Go through the entries below and pick out every line with "motivated".

────────────────────

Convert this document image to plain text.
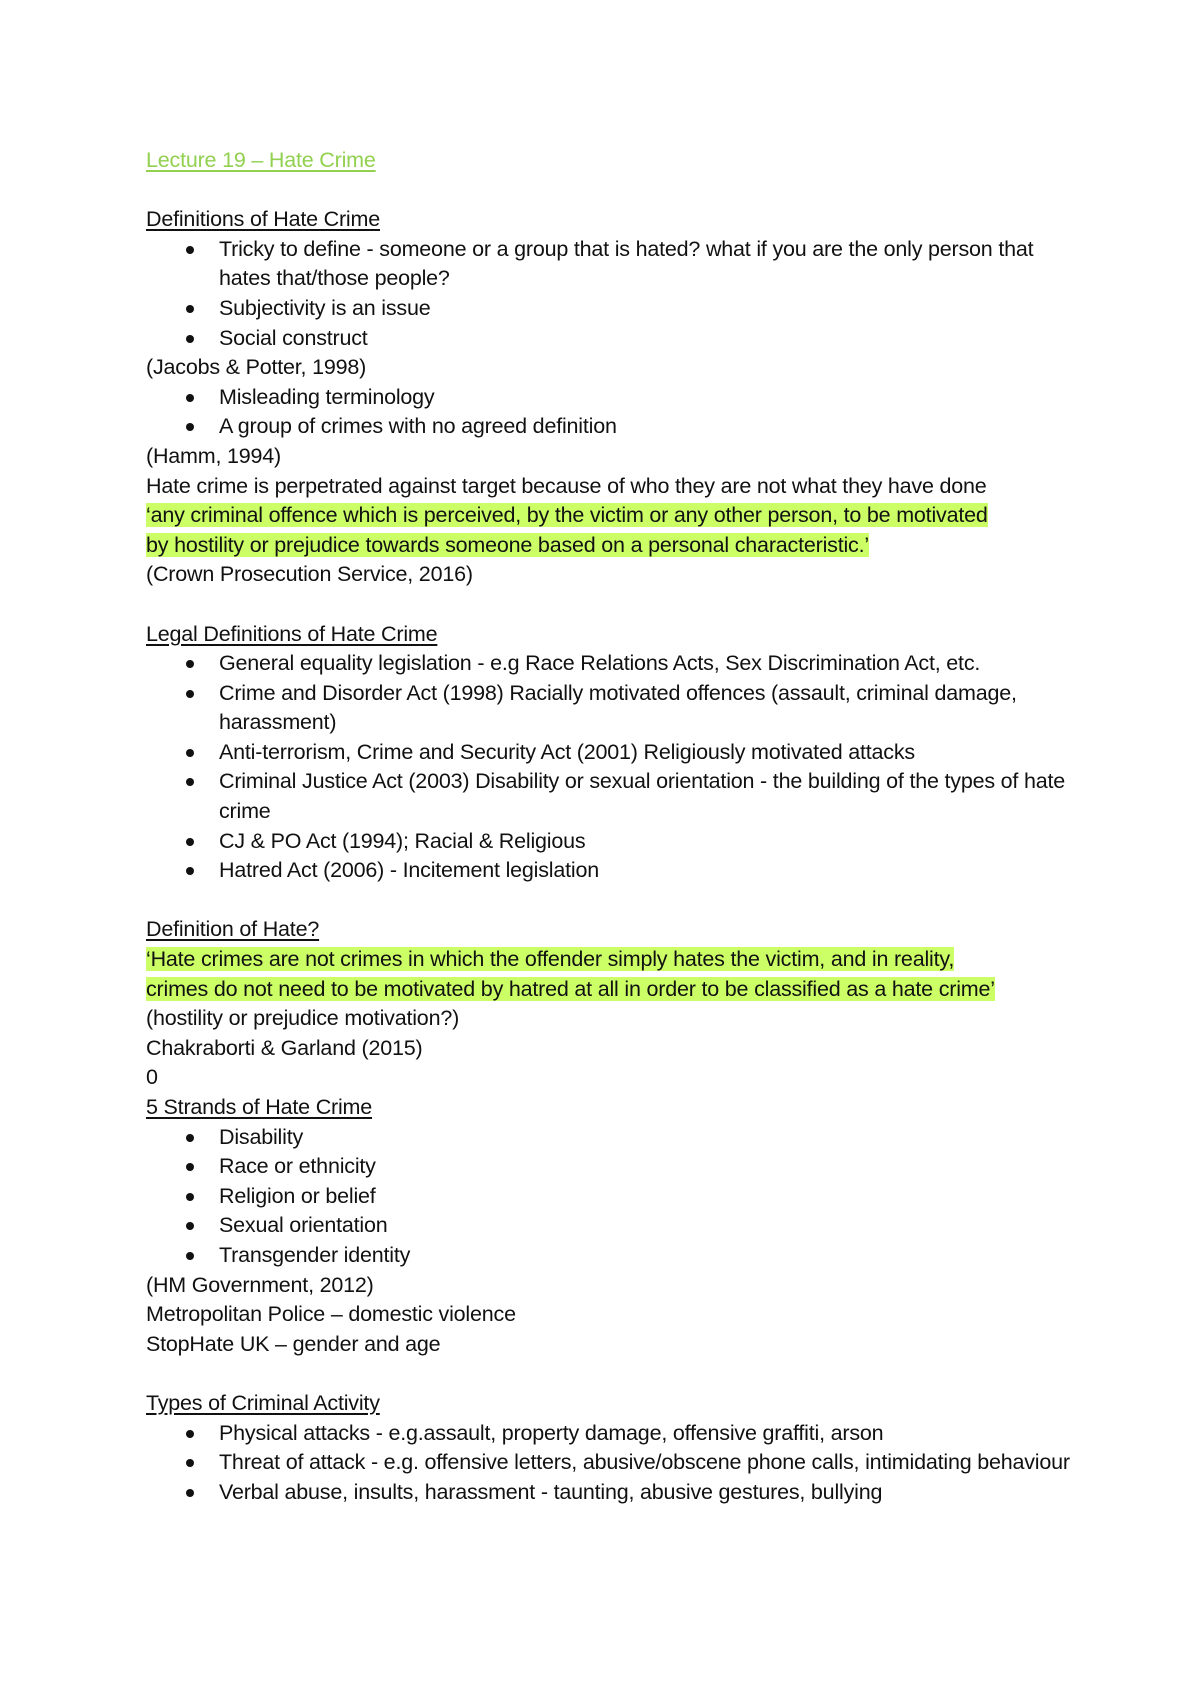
Lecture 19 – Hate Crime
Definitions of Hate Crime
Tricky to define - someone or a group that is hated? what if you are the only person that hates that/those people?
Subjectivity is an issue
Social construct
(Jacobs & Potter, 1998)
Misleading terminology
A group of crimes with no agreed definition
(Hamm, 1994)
Hate crime is perpetrated against target because of who they are not what they have done
‘any criminal offence which is perceived, by the victim or any other person, to be motivated
by hostility or prejudice towards someone based on a personal characteristic.’
(Crown Prosecution Service, 2016)
Legal Definitions of Hate Crime
General equality legislation - e.g Race Relations Acts, Sex Discrimination Act, etc.
Crime and Disorder Act (1998) Racially motivated offences (assault, criminal damage, harassment)
Anti-terrorism, Crime and Security Act (2001) Religiously motivated attacks
Criminal Justice Act (2003) Disability or sexual orientation - the building of the types of hate crime
CJ & PO Act (1994); Racial & Religious
Hatred Act (2006) - Incitement legislation
Definition of Hate?
‘Hate crimes are not crimes in which the offender simply hates the victim, and in reality,
crimes do not need to be motivated by hatred at all in order to be classified as a hate crime’
(hostility or prejudice motivation?)
Chakraborti & Garland (2015)
0
5 Strands of Hate Crime
Disability
Race or ethnicity
Religion or belief
Sexual orientation
Transgender identity
(HM Government, 2012)
Metropolitan Police – domestic violence
StopHate UK – gender and age
Types of Criminal Activity
Physical attacks - e.g.assault, property damage, offensive graffiti, arson
Threat of attack - e.g. offensive letters, abusive/obscene phone calls, intimidating behaviour
Verbal abuse, insults, harassment - taunting, abusive gestures, bullying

────────────────────

▸ **SOLUTION**:
‘any criminal offence which is perceived, by the victim or any other person, to be motivated
Crime and Disorder Act (1998) Racially motivated offences (assault, criminal damage, harassment)
Anti-terrorism, Crime and Security Act (2001) Religiously motivated attacks
crimes do not need to be motivated by hatred at all in order to be classified as a hate crime’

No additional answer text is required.